Supplied information:
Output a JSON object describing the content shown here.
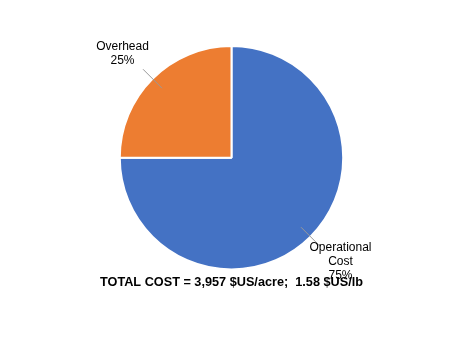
{
  "chart_data": {
    "type": "pie",
    "title": "TOTAL COST = 3,957 $US/acre;  1.58 $US/lb",
    "categories": [
      "Operational\nCost",
      "Overhead"
    ],
    "values": [
      75,
      25
    ],
    "value_labels": [
      "75%",
      "25%"
    ],
    "data_labels": true,
    "colors": [
      "#4472C4",
      "#ED7D31"
    ]
  }
}
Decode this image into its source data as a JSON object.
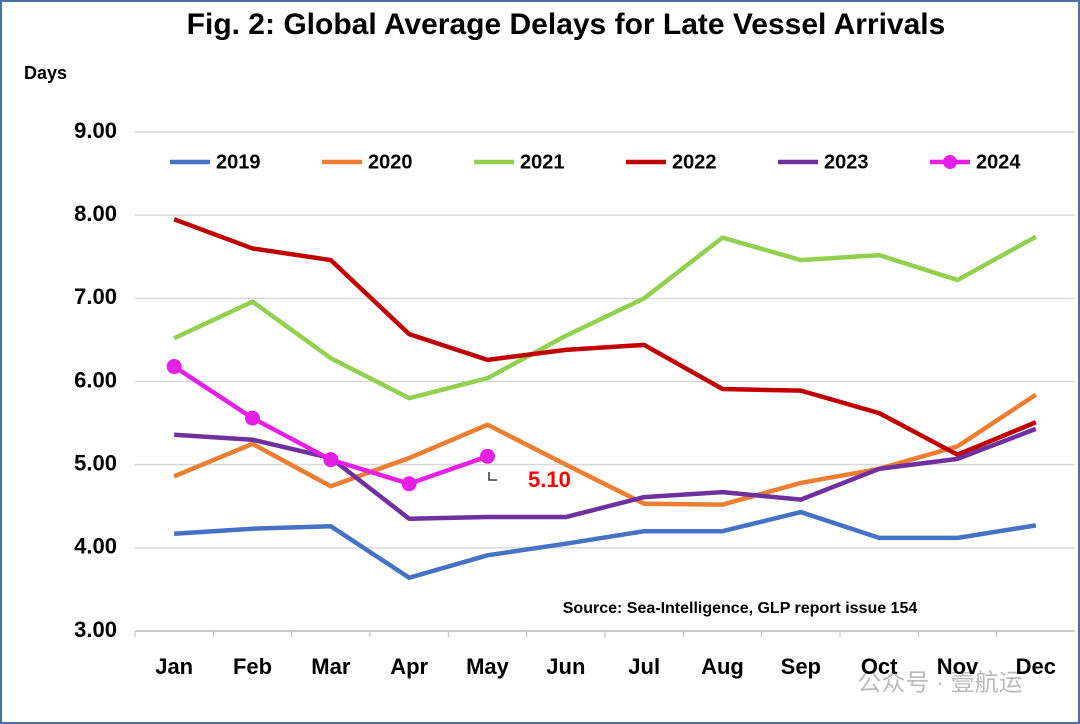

Exercise task: Make a verbatim copy of all the entries and strip out the pictures.

Complete output:
Output a JSON object describing the content shown here.
{
  "chart_data": {
    "type": "pie",
    "title": "TOTAL COST = 3,957 $US/acre;  1.58 $US/lb",
    "categories": [
      "Operational\nCost",
      "Overhead"
    ],
    "values": [
      75,
      25
    ],
    "value_labels": [
      "75%",
      "25%"
    ],
    "data_labels": true,
    "colors": [
      "#4472C4",
      "#ED7D31"
    ]
  }
}
Decode this image into its source data as a JSON object.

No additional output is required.